◆ **SET EXERCISE**
Of all the lines in these entries, how many contain the string "document"? Give only that count.
%%
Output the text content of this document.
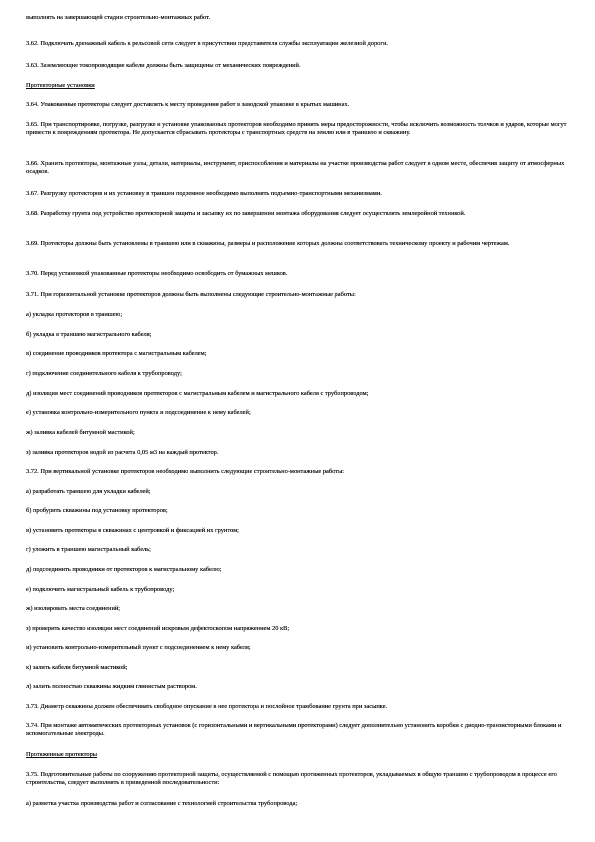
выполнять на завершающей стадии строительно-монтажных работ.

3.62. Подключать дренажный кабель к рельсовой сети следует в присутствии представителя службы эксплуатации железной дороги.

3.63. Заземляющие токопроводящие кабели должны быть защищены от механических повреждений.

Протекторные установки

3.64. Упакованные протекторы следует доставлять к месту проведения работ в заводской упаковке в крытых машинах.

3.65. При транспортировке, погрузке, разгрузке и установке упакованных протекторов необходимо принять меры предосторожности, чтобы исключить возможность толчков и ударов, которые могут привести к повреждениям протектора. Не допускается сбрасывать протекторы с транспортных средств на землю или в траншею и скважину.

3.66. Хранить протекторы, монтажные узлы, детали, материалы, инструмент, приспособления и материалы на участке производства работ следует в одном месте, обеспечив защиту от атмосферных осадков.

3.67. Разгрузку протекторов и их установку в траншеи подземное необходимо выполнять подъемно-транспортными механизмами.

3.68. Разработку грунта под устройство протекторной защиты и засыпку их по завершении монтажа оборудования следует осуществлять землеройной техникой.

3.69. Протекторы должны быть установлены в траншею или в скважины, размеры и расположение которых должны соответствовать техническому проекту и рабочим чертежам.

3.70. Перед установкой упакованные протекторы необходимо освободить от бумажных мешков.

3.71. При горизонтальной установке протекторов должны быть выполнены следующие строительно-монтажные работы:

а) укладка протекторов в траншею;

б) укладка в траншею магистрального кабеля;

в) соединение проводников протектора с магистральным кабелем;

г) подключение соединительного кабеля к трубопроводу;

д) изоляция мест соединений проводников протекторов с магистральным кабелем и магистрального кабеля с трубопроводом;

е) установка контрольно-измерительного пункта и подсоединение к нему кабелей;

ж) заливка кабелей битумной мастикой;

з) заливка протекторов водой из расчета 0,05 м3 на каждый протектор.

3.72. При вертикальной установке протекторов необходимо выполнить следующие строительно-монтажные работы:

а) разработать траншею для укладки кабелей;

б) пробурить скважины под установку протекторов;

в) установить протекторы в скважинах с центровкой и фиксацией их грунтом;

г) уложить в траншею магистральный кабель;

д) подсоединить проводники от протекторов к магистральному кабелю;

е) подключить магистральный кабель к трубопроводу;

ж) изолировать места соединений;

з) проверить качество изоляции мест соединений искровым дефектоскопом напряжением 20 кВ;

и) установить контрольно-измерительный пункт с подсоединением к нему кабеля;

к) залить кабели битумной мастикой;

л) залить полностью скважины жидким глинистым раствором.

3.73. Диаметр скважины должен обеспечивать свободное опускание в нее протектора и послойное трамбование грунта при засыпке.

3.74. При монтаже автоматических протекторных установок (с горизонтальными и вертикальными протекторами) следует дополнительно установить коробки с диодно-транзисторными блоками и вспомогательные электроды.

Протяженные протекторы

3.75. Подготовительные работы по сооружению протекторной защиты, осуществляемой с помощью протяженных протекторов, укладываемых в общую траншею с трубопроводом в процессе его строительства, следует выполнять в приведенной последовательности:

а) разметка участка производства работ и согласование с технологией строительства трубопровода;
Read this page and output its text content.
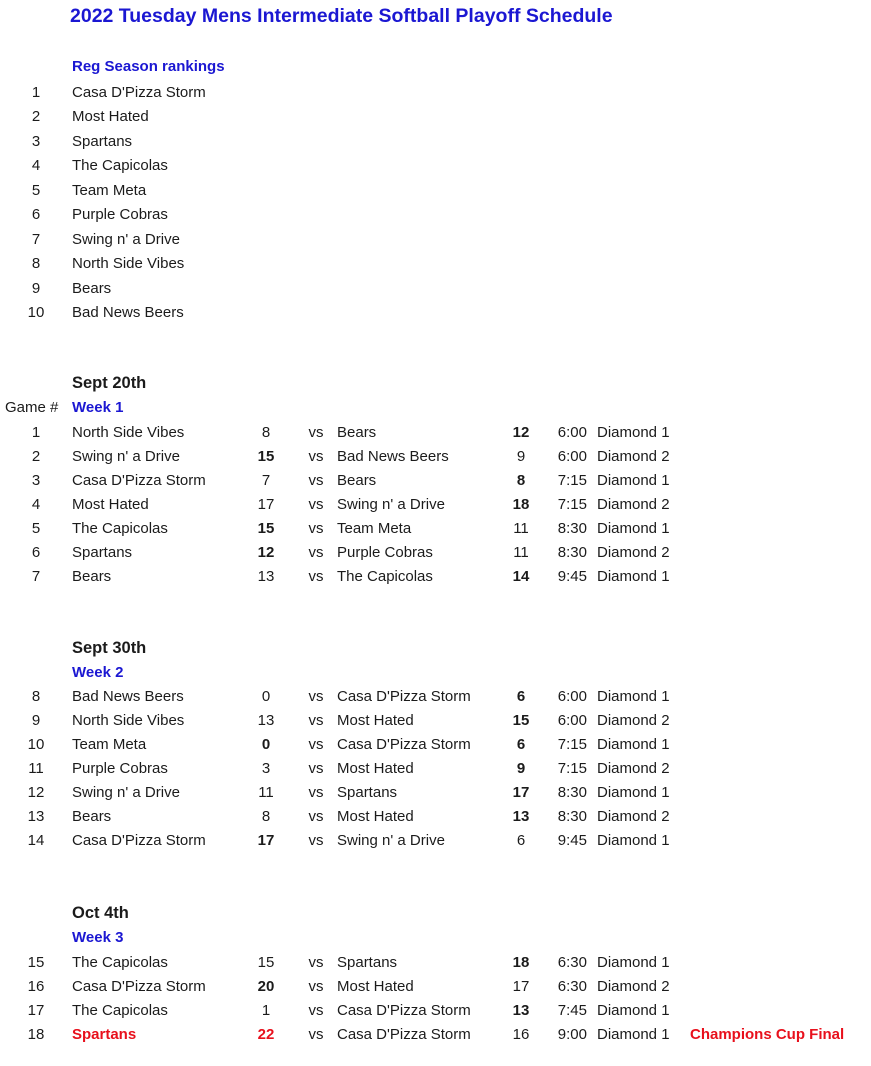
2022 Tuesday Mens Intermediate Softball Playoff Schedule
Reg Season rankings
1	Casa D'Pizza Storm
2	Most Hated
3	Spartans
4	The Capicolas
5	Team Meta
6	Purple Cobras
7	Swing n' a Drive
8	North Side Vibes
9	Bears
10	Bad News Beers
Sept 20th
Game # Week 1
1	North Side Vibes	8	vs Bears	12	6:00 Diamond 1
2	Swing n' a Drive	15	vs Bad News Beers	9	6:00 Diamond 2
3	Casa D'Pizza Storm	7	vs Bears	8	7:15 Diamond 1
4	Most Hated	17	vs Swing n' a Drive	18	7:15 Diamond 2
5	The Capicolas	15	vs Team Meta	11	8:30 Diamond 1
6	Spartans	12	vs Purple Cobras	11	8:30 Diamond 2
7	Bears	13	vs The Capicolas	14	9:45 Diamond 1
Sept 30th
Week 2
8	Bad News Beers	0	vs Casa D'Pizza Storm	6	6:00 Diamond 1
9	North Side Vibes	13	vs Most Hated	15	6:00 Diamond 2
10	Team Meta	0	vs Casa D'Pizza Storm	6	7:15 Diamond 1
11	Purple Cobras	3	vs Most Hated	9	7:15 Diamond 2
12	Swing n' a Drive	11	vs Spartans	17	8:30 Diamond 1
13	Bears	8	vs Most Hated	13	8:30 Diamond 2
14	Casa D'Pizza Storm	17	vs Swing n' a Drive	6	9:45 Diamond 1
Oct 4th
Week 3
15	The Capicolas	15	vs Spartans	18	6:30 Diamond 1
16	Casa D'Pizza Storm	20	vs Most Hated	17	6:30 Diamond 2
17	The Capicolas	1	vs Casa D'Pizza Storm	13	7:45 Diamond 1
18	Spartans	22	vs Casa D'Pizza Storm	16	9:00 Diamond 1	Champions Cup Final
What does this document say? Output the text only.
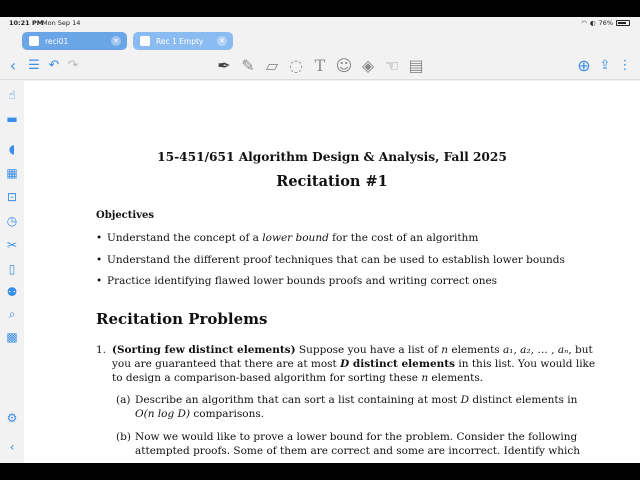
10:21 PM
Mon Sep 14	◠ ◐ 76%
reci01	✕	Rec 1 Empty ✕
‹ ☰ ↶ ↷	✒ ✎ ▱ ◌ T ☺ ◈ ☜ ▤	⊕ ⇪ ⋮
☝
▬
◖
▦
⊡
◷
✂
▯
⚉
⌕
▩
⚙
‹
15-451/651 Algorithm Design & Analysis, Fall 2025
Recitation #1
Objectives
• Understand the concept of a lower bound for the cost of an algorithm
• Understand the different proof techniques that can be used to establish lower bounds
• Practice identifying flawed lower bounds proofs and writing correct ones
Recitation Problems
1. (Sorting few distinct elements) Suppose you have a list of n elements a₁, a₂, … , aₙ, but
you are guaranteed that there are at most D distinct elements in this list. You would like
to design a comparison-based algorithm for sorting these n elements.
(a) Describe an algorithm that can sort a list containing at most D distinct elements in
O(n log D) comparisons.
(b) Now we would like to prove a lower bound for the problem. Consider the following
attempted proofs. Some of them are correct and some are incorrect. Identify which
%%
%%
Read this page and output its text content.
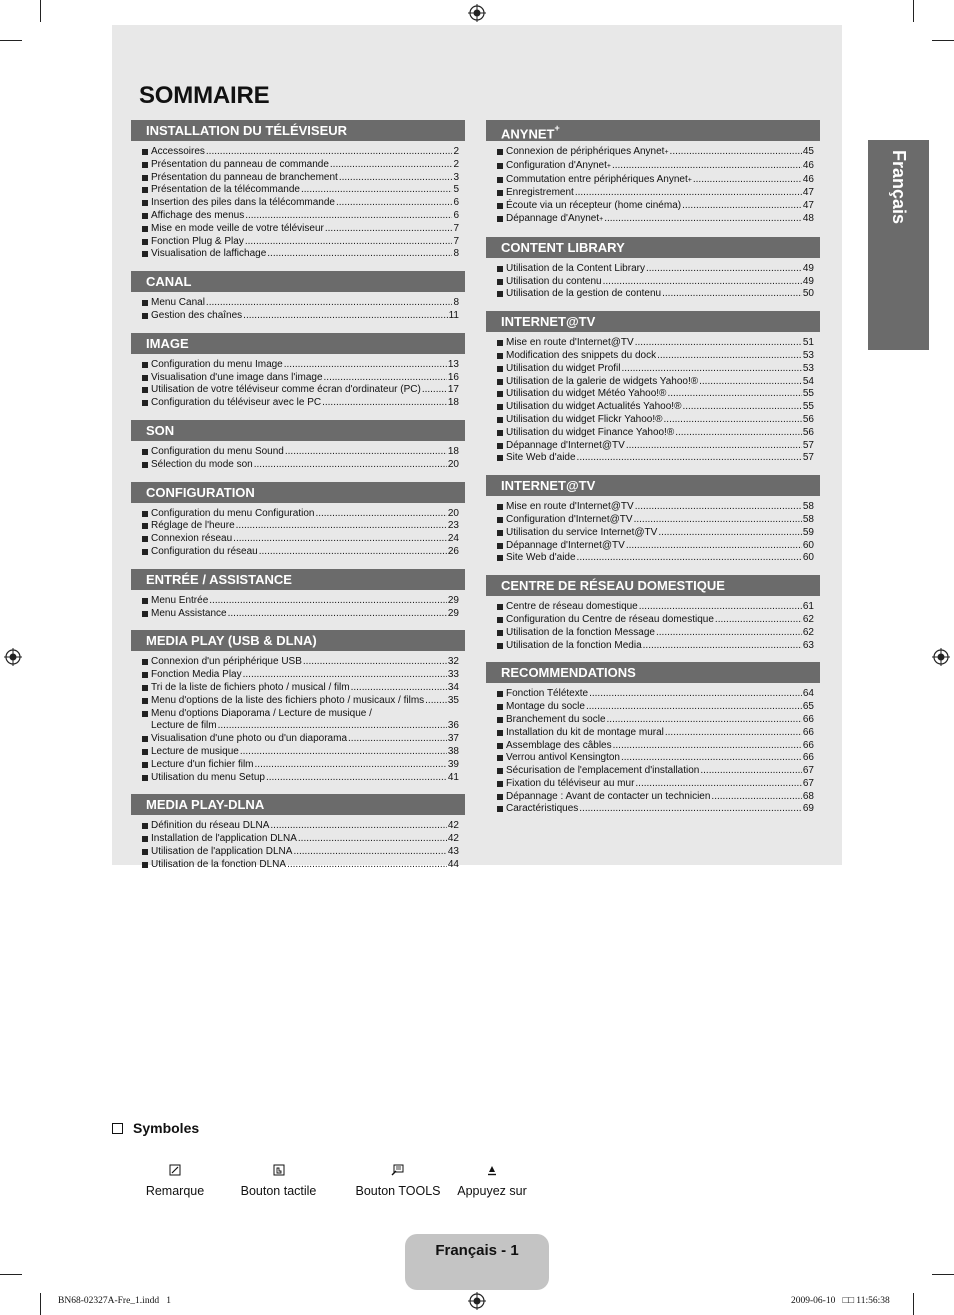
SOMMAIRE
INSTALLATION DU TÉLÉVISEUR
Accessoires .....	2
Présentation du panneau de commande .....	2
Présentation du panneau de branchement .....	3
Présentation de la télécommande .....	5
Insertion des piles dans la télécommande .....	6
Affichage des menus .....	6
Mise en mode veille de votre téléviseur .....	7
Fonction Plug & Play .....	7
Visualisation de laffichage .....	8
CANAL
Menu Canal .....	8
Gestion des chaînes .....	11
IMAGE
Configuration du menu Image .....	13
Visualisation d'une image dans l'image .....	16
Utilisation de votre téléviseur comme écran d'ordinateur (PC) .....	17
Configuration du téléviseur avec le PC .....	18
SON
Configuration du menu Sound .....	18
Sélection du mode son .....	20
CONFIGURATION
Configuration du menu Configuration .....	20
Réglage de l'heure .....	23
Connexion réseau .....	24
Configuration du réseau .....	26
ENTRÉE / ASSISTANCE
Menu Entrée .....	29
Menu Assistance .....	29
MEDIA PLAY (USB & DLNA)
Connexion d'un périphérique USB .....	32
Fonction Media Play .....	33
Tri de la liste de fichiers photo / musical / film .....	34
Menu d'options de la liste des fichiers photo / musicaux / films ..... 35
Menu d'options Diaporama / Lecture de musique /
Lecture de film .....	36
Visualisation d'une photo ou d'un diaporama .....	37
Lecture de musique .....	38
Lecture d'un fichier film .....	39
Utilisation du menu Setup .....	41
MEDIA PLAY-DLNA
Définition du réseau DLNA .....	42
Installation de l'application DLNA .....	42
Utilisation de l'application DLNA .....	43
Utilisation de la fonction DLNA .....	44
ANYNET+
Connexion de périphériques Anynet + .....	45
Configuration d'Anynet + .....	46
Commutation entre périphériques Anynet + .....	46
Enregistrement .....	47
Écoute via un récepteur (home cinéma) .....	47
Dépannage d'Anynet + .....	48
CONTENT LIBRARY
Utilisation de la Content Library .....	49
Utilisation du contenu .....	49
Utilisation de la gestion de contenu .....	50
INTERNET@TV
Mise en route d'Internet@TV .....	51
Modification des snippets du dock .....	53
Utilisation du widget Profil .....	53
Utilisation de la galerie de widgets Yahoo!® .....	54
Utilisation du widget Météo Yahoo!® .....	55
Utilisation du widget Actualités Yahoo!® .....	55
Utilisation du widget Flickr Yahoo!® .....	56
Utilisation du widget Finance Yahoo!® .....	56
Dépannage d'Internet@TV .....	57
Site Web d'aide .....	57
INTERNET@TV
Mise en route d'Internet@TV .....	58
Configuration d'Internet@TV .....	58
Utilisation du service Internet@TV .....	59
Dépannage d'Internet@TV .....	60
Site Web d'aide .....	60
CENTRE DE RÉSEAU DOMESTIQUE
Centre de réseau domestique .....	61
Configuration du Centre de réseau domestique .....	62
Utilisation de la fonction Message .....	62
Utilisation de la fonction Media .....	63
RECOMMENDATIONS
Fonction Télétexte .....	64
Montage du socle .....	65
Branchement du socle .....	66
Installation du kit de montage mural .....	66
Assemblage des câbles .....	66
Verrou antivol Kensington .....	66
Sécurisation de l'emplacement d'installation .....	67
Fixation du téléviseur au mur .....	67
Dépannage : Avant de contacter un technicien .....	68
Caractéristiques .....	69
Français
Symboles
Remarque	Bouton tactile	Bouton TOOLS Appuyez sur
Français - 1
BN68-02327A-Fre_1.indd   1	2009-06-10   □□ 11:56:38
%%
◆ **RESPONSE BELOW**
2